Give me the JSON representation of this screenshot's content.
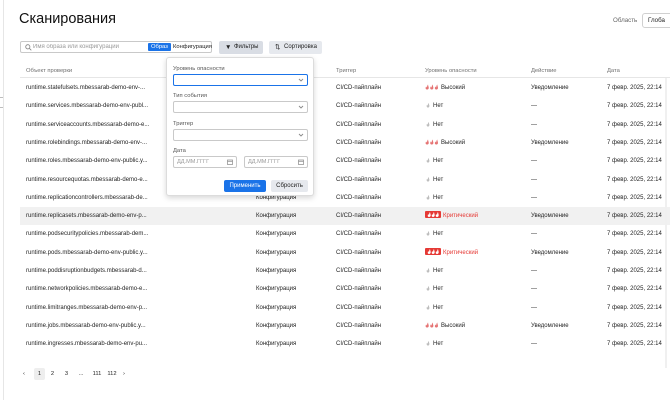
{
  "page": {
    "title": "Сканирования"
  },
  "scope": {
    "label": "Область",
    "value": "Глоба"
  },
  "search": {
    "placeholder": "Имя образа или конфигурации",
    "value": "",
    "mode_image": "Образ",
    "mode_config": "Конфигурация"
  },
  "toolbar": {
    "filters_label": "Фильтры",
    "sort_label": "Сортировка"
  },
  "table": {
    "headers": [
      "Объект проверки",
      "",
      "Триггер",
      "Уровень опасности",
      "Действие",
      "Дата"
    ],
    "rows": [
      {
        "object": "runtime.statefulsets.mbessarab-demo-env-...",
        "type": "",
        "trigger": "CI/CD-пайплайн",
        "severity": "Высокий",
        "level": "high",
        "action": "Уведомление",
        "date": "7 февр. 2025, 22:14",
        "highlight": false
      },
      {
        "object": "runtime.services.mbessarab-demo-env-publ...",
        "type": "",
        "trigger": "CI/CD-пайплайн",
        "severity": "Нет",
        "level": "none",
        "action": "—",
        "date": "7 февр. 2025, 22:14",
        "highlight": false
      },
      {
        "object": "runtime.serviceaccounts.mbessarab-demo-e...",
        "type": "",
        "trigger": "CI/CD-пайплайн",
        "severity": "Нет",
        "level": "none",
        "action": "—",
        "date": "7 февр. 2025, 22:14",
        "highlight": false
      },
      {
        "object": "runtime.rolebindings.mbessarab-demo-env-...",
        "type": "",
        "trigger": "CI/CD-пайплайн",
        "severity": "Высокий",
        "level": "high",
        "action": "Уведомление",
        "date": "7 февр. 2025, 22:14",
        "highlight": false
      },
      {
        "object": "runtime.roles.mbessarab-demo-env-public.y...",
        "type": "",
        "trigger": "CI/CD-пайплайн",
        "severity": "Нет",
        "level": "none",
        "action": "—",
        "date": "7 февр. 2025, 22:14",
        "highlight": false
      },
      {
        "object": "runtime.resourcequotas.mbessarab-demo-e...",
        "type": "",
        "trigger": "CI/CD-пайплайн",
        "severity": "Нет",
        "level": "none",
        "action": "—",
        "date": "7 февр. 2025, 22:14",
        "highlight": false
      },
      {
        "object": "runtime.replicationcontrollers.mbessarab-de...",
        "type": "Конфигурация",
        "trigger": "CI/CD-пайплайн",
        "severity": "Нет",
        "level": "none",
        "action": "—",
        "date": "7 февр. 2025, 22:14",
        "highlight": false
      },
      {
        "object": "runtime.replicasets.mbessarab-demo-env-p...",
        "type": "Конфигурация",
        "trigger": "CI/CD-пайплайн",
        "severity": "Критический",
        "level": "critical",
        "action": "Уведомление",
        "date": "7 февр. 2025, 22:14",
        "highlight": true
      },
      {
        "object": "runtime.podsecuritypolicies.mbessarab-dem...",
        "type": "Конфигурация",
        "trigger": "CI/CD-пайплайн",
        "severity": "Нет",
        "level": "none",
        "action": "—",
        "date": "7 февр. 2025, 22:14",
        "highlight": false
      },
      {
        "object": "runtime.pods.mbessarab-demo-env-public.y...",
        "type": "Конфигурация",
        "trigger": "CI/CD-пайплайн",
        "severity": "Критический",
        "level": "critical",
        "action": "Уведомление",
        "date": "7 февр. 2025, 22:14",
        "highlight": false
      },
      {
        "object": "runtime.poddisruptionbudgets.mbessarab-d...",
        "type": "Конфигурация",
        "trigger": "CI/CD-пайплайн",
        "severity": "Нет",
        "level": "none",
        "action": "—",
        "date": "7 февр. 2025, 22:14",
        "highlight": false
      },
      {
        "object": "runtime.networkpolicies.mbessarab-demo-e...",
        "type": "Конфигурация",
        "trigger": "CI/CD-пайплайн",
        "severity": "Нет",
        "level": "none",
        "action": "—",
        "date": "7 февр. 2025, 22:14",
        "highlight": false
      },
      {
        "object": "runtime.limitranges.mbessarab-demo-env-p...",
        "type": "Конфигурация",
        "trigger": "CI/CD-пайплайн",
        "severity": "Нет",
        "level": "none",
        "action": "—",
        "date": "7 февр. 2025, 22:14",
        "highlight": false
      },
      {
        "object": "runtime.jobs.mbessarab-demo-env-public.y...",
        "type": "Конфигурация",
        "trigger": "CI/CD-пайплайн",
        "severity": "Высокий",
        "level": "high",
        "action": "Уведомление",
        "date": "7 февр. 2025, 22:14",
        "highlight": false
      },
      {
        "object": "runtime.ingresses.mbessarab-demo-env-pu...",
        "type": "Конфигурация",
        "trigger": "CI/CD-пайплайн",
        "severity": "Нет",
        "level": "none",
        "action": "—",
        "date": "7 февр. 2025, 22:14",
        "highlight": false
      }
    ]
  },
  "pagination": {
    "prev": "‹",
    "pages": [
      "1",
      "2",
      "3",
      "...",
      "111",
      "112"
    ],
    "current": "1",
    "next": "›"
  },
  "filter_panel": {
    "severity_label": "Уровень опасности",
    "severity_value": "",
    "event_type_label": "Тип события",
    "event_type_value": "",
    "trigger_label": "Триггер",
    "trigger_value": "",
    "date_label": "Дата",
    "date_from_placeholder": "ДД.ММ.ГГГГ",
    "date_to_placeholder": "ДД.ММ.ГГГГ",
    "apply_label": "Применить",
    "reset_label": "Сбросить"
  },
  "colors": {
    "accent": "#1a73e8",
    "critical": "#e53935",
    "high": "#e57373",
    "none": "#bdbdbd"
  },
  "icons": {
    "search": "search-icon",
    "filter": "filter-icon",
    "sort": "sort-icon",
    "calendar": "calendar-icon",
    "chevron": "chevron-down-icon",
    "severity": "severity-flames-icon"
  }
}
.....
Requirement: Quote the listing above in full, except for the pictures.

Exercise answer:
Give me the JSON representation of this screenshot's content.
{
  "page": {
    "title": "Сканирования"
  },
  "scope": {
    "label": "Область",
    "value": "Глоба"
  },
  "search": {
    "placeholder": "Имя образа или конфигурации",
    "value": "",
    "mode_image": "Образ",
    "mode_config": "Конфигурация"
  },
  "toolbar": {
    "filters_label": "Фильтры",
    "sort_label": "Сортировка"
  },
  "table": {
    "headers": [
      "Объект проверки",
      "",
      "Триггер",
      "Уровень опасности",
      "Действие",
      "Дата"
    ],
    "rows": [
      {
        "object": "runtime.statefulsets.mbessarab-demo-env-...",
        "type": "",
        "trigger": "CI/CD-пайплайн",
        "severity": "Высокий",
        "level": "high",
        "action": "Уведомление",
        "date": "7 февр. 2025, 22:14",
        "highlight": false
      },
      {
        "object": "runtime.services.mbessarab-demo-env-publ...",
        "type": "",
        "trigger": "CI/CD-пайплайн",
        "severity": "Нет",
        "level": "none",
        "action": "—",
        "date": "7 февр. 2025, 22:14",
        "highlight": false
      },
      {
        "object": "runtime.serviceaccounts.mbessarab-demo-e...",
        "type": "",
        "trigger": "CI/CD-пайплайн",
        "severity": "Нет",
        "level": "none",
        "action": "—",
        "date": "7 февр. 2025, 22:14",
        "highlight": false
      },
      {
        "object": "runtime.rolebindings.mbessarab-demo-env-...",
        "type": "",
        "trigger": "CI/CD-пайплайн",
        "severity": "Высокий",
        "level": "high",
        "action": "Уведомление",
        "date": "7 февр. 2025, 22:14",
        "highlight": false
      },
      {
        "object": "runtime.roles.mbessarab-demo-env-public.y...",
        "type": "",
        "trigger": "CI/CD-пайплайн",
        "severity": "Нет",
        "level": "none",
        "action": "—",
        "date": "7 февр. 2025, 22:14",
        "highlight": false
      },
      {
        "object": "runtime.resourcequotas.mbessarab-demo-e...",
        "type": "",
        "trigger": "CI/CD-пайплайн",
        "severity": "Нет",
        "level": "none",
        "action": "—",
        "date": "7 февр. 2025, 22:14",
        "highlight": false
      },
      {
        "object": "runtime.replicationcontrollers.mbessarab-de...",
        "type": "Конфигурация",
        "trigger": "CI/CD-пайплайн",
        "severity": "Нет",
        "level": "none",
        "action": "—",
        "date": "7 февр. 2025, 22:14",
        "highlight": false
      },
      {
        "object": "runtime.replicasets.mbessarab-demo-env-p...",
        "type": "Конфигурация",
        "trigger": "CI/CD-пайплайн",
        "severity": "Критический",
        "level": "critical",
        "action": "Уведомление",
        "date": "7 февр. 2025, 22:14",
        "highlight": true
      },
      {
        "object": "runtime.podsecuritypolicies.mbessarab-dem...",
        "type": "Конфигурация",
        "trigger": "CI/CD-пайплайн",
        "severity": "Нет",
        "level": "none",
        "action": "—",
        "date": "7 февр. 2025, 22:14",
        "highlight": false
      },
      {
        "object": "runtime.pods.mbessarab-demo-env-public.y...",
        "type": "Конфигурация",
        "trigger": "CI/CD-пайплайн",
        "severity": "Критический",
        "level": "critical",
        "action": "Уведомление",
        "date": "7 февр. 2025, 22:14",
        "highlight": false
      },
      {
        "object": "runtime.poddisruptionbudgets.mbessarab-d...",
        "type": "Конфигурация",
        "trigger": "CI/CD-пайплайн",
        "severity": "Нет",
        "level": "none",
        "action": "—",
        "date": "7 февр. 2025, 22:14",
        "highlight": false
      },
      {
        "object": "runtime.networkpolicies.mbessarab-demo-e...",
        "type": "Конфигурация",
        "trigger": "CI/CD-пайплайн",
        "severity": "Нет",
        "level": "none",
        "action": "—",
        "date": "7 февр. 2025, 22:14",
        "highlight": false
      },
      {
        "object": "runtime.limitranges.mbessarab-demo-env-p...",
        "type": "Конфигурация",
        "trigger": "CI/CD-пайплайн",
        "severity": "Нет",
        "level": "none",
        "action": "—",
        "date": "7 февр. 2025, 22:14",
        "highlight": false
      },
      {
        "object": "runtime.jobs.mbessarab-demo-env-public.y...",
        "type": "Конфигурация",
        "trigger": "CI/CD-пайплайн",
        "severity": "Высокий",
        "level": "high",
        "action": "Уведомление",
        "date": "7 февр. 2025, 22:14",
        "highlight": false
      },
      {
        "object": "runtime.ingresses.mbessarab-demo-env-pu...",
        "type": "Конфигурация",
        "trigger": "CI/CD-пайплайн",
        "severity": "Нет",
        "level": "none",
        "action": "—",
        "date": "7 февр. 2025, 22:14",
        "highlight": false
      }
    ]
  },
  "pagination": {
    "prev": "‹",
    "pages": [
      "1",
      "2",
      "3",
      "...",
      "111",
      "112"
    ],
    "current": "1",
    "next": "›"
  },
  "filter_panel": {
    "severity_label": "Уровень опасности",
    "severity_value": "",
    "event_type_label": "Тип события",
    "event_type_value": "",
    "trigger_label": "Триггер",
    "trigger_value": "",
    "date_label": "Дата",
    "date_from_placeholder": "ДД.ММ.ГГГГ",
    "date_to_placeholder": "ДД.ММ.ГГГГ",
    "apply_label": "Применить",
    "reset_label": "Сбросить"
  },
  "colors": {
    "accent": "#1a73e8",
    "critical": "#e53935",
    "high": "#e57373",
    "none": "#bdbdbd"
  },
  "icons": {
    "search": "search-icon",
    "filter": "filter-icon",
    "sort": "sort-icon",
    "calendar": "calendar-icon",
    "chevron": "chevron-down-icon",
    "severity": "severity-flames-icon"
  }
}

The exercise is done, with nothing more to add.